-------- EXTRACT --------

This is why I said above not to weigh yourself. You seem resilient enough to not let it bother you. For others they're not. Glad to see 1-4 steps are working for you. Even slow runs.

The only thing politicians care about is lining their pockets, not yours. Too bad Boris was so corrupt
 
Kyle Aaron
*
Total Posts: 1911
07-08-22 08:47 PM - Post#920350    



I had this woman come check out my gym last week. Twenty years of non-specific lower back pain. Nothing structurally wrong, no injury history. Just pain every day, for twenty years.

Said she couldn't lift more than 3kg. Also said her husband a radiologist had told her not to come. It's unclear whether he was undermining her to keep her weak and helpless, as men sometimes do, or she was using him as an excuse.

Physically she was fine, just weak. Box-squatted with a 5kg plate, pressed an 8kg bar overhead, rack-pulled 20kg.

She's not come back, of course. Twenty years of pain, should you not perhaps reassess your approach? Twenty years of other people undermining you, or of you using them as an excuse, should you not perhaps reassess your relationship with them?

For "back pain" substitute "obesity", and we're having the same conversation.

We'd all like to feel unique and special and have someone or something else to blame. Yes, all that other stuff does matter. But you should still eat like an adult. Doing a starvation diet and breaking it in the first week isn't it.

Our genetics and circumstances influence us, but do not determine us. What to do is simple, it is not easy. Our genetics and circumstances influence how easy it is, but it's not truly easy for anyone.

If you've been obese, in pain, with bad relationships, in a job you hate, etc, for twenty years, reassess.

-------- DATA EXCERPTS --------

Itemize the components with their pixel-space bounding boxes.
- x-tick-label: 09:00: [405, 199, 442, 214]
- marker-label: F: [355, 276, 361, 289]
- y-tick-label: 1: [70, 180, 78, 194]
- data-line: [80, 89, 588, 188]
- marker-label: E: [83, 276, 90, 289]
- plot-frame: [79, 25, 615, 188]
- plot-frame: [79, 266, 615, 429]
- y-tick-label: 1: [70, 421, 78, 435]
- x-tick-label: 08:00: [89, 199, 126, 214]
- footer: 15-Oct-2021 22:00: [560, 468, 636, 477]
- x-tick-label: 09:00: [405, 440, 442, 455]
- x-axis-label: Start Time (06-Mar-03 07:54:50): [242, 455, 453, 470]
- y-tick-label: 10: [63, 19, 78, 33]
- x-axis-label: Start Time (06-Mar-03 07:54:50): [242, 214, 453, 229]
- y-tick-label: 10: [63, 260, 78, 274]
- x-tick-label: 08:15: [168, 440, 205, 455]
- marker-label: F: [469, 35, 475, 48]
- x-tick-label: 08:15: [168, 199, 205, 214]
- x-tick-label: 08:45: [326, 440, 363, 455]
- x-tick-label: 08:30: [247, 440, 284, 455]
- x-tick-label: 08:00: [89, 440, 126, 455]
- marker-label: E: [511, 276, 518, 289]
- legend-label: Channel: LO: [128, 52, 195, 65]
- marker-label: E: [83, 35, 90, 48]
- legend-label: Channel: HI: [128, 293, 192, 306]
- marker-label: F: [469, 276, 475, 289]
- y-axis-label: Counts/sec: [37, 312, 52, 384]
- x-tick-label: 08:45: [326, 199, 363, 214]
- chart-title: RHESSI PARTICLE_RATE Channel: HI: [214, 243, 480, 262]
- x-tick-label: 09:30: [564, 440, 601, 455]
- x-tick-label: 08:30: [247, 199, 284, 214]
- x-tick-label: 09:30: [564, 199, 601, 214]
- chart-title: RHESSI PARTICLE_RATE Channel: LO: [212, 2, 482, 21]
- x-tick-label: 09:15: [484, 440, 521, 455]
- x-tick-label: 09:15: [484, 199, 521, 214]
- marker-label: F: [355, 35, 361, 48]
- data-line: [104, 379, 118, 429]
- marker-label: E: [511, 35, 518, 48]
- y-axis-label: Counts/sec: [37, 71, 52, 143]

--------

> REQUIRED TASKS
A) According to the forum thread, why does the writer of the first post advise against weighing yourself? Answer in one to three sentences.
B) In the forum thread, how much weight did the woman rack-pull at the gym?
C) Reproduce the part of the forum thread between "She's not come" and "easy for anyone.", inclusive.

> ANSWERS BELOW
A) Some people are bothered by what the scale shows. The person being addressed seems resilient enough not to let it bother them, but others are not.

B) She rack-pulled 20kg.

C)
She's not come back, of course. Twenty years of pain, should you not perhaps reassess your approach? Twenty years of other people undermining you, or of you using them as an excuse, should you not perhaps reassess your relationship with them?

For "back pain" substitute "obesity", and we're having the same conversation.

We'd all like to feel unique and special and have someone or something else to blame. Yes, all that other stuff does matter. But you should still eat like an adult. Doing a starvation diet and breaking it in the first week isn't it.

Our genetics and circumstances influence us, but do not determine us. What to do is simple, it is not easy. Our genetics and circumstances influence how easy it is, but it's not truly easy for anyone.